Requirement. Below is a block of records; repeat each one exactly.

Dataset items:
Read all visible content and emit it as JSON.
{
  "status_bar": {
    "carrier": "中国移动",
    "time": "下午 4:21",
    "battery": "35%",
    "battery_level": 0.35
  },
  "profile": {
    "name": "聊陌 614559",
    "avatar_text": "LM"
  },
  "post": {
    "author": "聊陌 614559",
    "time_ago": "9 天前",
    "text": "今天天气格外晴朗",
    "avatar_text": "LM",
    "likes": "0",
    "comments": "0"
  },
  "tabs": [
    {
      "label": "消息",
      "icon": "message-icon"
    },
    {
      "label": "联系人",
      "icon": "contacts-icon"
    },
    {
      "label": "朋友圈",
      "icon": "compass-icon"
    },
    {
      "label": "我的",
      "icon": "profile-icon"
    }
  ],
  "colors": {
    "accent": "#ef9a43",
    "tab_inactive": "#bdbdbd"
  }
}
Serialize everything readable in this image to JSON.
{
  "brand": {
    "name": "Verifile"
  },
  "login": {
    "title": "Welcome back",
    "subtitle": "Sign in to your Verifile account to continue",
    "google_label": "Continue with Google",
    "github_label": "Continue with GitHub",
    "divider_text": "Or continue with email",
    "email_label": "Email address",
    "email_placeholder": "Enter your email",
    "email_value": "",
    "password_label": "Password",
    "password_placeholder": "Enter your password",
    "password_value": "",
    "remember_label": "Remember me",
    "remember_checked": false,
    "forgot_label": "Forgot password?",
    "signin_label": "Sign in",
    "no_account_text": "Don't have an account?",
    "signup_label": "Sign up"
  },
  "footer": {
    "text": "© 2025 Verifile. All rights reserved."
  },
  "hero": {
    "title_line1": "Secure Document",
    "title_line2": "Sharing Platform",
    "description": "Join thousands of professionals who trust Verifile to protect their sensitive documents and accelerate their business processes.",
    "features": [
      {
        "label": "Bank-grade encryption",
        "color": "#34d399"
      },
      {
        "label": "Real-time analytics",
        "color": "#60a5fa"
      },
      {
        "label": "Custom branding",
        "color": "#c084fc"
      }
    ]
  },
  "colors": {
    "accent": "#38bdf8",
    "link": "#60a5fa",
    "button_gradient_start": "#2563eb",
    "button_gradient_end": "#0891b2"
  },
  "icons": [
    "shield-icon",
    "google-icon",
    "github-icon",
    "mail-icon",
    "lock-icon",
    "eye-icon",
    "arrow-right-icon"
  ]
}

Exercise answer.
Read all visible content and emit it as JSON.
{
  "status_bar": {
    "carrier": "中国移动",
    "time": "下午 4:21",
    "battery": "35%",
    "battery_level": 0.35
  },
  "profile": {
    "name": "聊陌 614559",
    "avatar_text": "LM"
  },
  "post": {
    "author": "聊陌 614559",
    "time_ago": "9 天前",
    "text": "今天天气格外晴朗",
    "avatar_text": "LM",
    "likes": "0",
    "comments": "0"
  },
  "tabs": [
    {
      "label": "消息",
      "icon": "message-icon"
    },
    {
      "label": "联系人",
      "icon": "contacts-icon"
    },
    {
      "label": "朋友圈",
      "icon": "compass-icon"
    },
    {
      "label": "我的",
      "icon": "profile-icon"
    }
  ],
  "colors": {
    "accent": "#ef9a43",
    "tab_inactive": "#bdbdbd"
  }
}
Serialize everything readable in this image to JSON.
{
  "brand": {
    "name": "Verifile"
  },
  "login": {
    "title": "Welcome back",
    "subtitle": "Sign in to your Verifile account to continue",
    "google_label": "Continue with Google",
    "github_label": "Continue with GitHub",
    "divider_text": "Or continue with email",
    "email_label": "Email address",
    "email_placeholder": "Enter your email",
    "email_value": "",
    "password_label": "Password",
    "password_placeholder": "Enter your password",
    "password_value": "",
    "remember_label": "Remember me",
    "remember_checked": false,
    "forgot_label": "Forgot password?",
    "signin_label": "Sign in",
    "no_account_text": "Don't have an account?",
    "signup_label": "Sign up"
  },
  "footer": {
    "text": "© 2025 Verifile. All rights reserved."
  },
  "hero": {
    "title_line1": "Secure Document",
    "title_line2": "Sharing Platform",
    "description": "Join thousands of professionals who trust Verifile to protect their sensitive documents and accelerate their business processes.",
    "features": [
      {
        "label": "Bank-grade encryption",
        "color": "#34d399"
      },
      {
        "label": "Real-time analytics",
        "color": "#60a5fa"
      },
      {
        "label": "Custom branding",
        "color": "#c084fc"
      }
    ]
  },
  "colors": {
    "accent": "#38bdf8",
    "link": "#60a5fa",
    "button_gradient_start": "#2563eb",
    "button_gradient_end": "#0891b2"
  },
  "icons": [
    "shield-icon",
    "google-icon",
    "github-icon",
    "mail-icon",
    "lock-icon",
    "eye-icon",
    "arrow-right-icon"
  ]
}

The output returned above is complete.